Answer with the number of lines in the listing below that contain the word "Vision", and nothing else.
--*--
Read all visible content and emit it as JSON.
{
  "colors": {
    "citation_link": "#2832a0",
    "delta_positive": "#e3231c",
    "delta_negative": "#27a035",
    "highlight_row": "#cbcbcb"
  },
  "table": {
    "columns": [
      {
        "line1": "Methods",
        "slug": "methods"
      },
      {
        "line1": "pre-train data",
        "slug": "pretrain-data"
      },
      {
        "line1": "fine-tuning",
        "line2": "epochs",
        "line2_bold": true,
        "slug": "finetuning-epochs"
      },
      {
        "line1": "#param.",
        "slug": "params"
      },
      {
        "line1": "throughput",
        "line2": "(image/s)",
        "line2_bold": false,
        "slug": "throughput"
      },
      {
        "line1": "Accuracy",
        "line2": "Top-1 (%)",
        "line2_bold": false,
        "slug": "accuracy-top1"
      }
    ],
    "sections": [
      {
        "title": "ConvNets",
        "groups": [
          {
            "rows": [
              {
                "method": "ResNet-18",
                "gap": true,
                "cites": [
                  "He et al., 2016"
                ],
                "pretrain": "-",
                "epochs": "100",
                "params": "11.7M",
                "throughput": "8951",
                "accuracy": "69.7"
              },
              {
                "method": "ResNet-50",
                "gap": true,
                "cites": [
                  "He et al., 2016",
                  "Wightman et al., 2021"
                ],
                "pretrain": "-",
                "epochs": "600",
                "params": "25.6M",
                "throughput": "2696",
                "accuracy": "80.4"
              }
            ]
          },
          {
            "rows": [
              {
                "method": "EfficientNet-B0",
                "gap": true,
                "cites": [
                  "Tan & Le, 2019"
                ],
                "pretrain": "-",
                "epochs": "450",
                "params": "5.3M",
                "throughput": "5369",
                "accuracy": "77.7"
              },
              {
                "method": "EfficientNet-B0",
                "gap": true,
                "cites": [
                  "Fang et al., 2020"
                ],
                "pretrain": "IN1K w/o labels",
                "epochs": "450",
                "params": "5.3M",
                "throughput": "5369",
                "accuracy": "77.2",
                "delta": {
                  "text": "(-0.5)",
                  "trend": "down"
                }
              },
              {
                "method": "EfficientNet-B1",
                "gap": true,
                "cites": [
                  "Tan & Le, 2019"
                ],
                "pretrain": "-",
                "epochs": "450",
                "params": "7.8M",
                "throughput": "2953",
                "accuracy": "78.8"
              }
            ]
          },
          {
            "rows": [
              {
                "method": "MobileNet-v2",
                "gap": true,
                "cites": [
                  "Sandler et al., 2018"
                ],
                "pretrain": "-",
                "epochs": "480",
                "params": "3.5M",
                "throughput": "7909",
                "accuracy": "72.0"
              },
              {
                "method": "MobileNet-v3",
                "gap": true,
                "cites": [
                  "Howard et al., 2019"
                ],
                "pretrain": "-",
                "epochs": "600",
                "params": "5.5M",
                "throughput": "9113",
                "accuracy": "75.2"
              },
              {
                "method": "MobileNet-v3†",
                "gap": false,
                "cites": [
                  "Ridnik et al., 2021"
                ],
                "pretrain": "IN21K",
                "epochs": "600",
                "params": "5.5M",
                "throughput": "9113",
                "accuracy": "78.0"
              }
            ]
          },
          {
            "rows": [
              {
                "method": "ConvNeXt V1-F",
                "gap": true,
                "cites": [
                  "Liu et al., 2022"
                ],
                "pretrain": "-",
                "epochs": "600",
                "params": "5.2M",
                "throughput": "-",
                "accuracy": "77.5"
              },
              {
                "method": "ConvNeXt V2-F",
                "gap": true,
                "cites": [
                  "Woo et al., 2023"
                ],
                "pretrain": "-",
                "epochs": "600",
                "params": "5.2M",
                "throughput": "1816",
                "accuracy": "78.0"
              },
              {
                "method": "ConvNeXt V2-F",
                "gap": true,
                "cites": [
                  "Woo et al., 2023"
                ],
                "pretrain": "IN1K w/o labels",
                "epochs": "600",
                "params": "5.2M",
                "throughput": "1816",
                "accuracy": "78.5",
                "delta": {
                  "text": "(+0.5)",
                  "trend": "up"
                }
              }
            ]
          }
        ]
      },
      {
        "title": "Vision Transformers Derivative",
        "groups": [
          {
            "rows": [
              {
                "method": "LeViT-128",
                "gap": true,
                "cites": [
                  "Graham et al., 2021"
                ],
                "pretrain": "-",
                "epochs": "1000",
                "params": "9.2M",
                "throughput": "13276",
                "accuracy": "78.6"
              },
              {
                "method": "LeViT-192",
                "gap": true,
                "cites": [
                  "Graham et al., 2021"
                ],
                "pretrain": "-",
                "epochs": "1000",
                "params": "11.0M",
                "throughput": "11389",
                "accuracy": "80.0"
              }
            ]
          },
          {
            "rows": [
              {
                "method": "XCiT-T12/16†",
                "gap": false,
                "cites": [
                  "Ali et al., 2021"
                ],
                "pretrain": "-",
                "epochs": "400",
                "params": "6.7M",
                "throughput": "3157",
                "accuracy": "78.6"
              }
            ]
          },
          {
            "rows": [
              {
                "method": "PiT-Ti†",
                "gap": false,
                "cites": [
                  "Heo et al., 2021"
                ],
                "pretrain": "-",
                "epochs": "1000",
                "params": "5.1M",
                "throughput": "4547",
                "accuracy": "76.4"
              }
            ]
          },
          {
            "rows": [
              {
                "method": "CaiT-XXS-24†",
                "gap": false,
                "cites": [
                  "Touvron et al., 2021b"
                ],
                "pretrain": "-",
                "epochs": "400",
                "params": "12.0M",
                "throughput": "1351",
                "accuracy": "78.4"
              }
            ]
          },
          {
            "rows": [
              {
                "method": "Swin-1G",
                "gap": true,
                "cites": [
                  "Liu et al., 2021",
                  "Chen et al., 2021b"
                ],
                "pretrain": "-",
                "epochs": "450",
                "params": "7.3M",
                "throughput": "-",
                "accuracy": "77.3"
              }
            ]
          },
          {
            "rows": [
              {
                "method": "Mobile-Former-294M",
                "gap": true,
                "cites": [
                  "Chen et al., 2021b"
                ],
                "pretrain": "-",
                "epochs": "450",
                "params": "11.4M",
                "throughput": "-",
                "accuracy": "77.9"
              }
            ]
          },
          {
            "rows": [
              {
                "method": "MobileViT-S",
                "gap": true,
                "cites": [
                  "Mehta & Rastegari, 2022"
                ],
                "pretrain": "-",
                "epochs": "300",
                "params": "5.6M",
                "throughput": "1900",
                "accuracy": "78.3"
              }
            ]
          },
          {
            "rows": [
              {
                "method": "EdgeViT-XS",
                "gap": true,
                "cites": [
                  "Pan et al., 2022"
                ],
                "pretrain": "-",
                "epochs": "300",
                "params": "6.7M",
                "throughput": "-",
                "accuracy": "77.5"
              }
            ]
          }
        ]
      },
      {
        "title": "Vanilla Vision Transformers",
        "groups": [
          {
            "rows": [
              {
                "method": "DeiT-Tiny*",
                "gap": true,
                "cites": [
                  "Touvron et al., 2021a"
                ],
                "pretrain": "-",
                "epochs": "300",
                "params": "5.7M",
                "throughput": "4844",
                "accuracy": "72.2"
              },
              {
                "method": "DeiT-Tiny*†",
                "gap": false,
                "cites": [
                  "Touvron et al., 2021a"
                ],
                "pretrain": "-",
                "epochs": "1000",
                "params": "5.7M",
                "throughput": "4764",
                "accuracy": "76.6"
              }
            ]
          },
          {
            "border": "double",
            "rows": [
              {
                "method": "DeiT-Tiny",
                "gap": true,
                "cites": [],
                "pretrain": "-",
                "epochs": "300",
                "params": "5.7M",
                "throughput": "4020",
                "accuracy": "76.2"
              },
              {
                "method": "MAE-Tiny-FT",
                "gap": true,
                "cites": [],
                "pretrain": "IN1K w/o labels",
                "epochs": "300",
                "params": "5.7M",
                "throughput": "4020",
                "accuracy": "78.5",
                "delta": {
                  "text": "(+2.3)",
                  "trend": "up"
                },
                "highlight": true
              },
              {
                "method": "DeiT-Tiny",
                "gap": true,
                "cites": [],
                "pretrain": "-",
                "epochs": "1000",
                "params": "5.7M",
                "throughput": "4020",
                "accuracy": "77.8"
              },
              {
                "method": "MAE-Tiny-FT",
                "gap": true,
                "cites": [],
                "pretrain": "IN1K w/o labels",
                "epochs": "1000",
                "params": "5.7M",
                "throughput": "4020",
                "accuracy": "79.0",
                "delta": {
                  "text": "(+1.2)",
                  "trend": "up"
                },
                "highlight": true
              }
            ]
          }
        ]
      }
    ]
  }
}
--*--
- Final answer -
2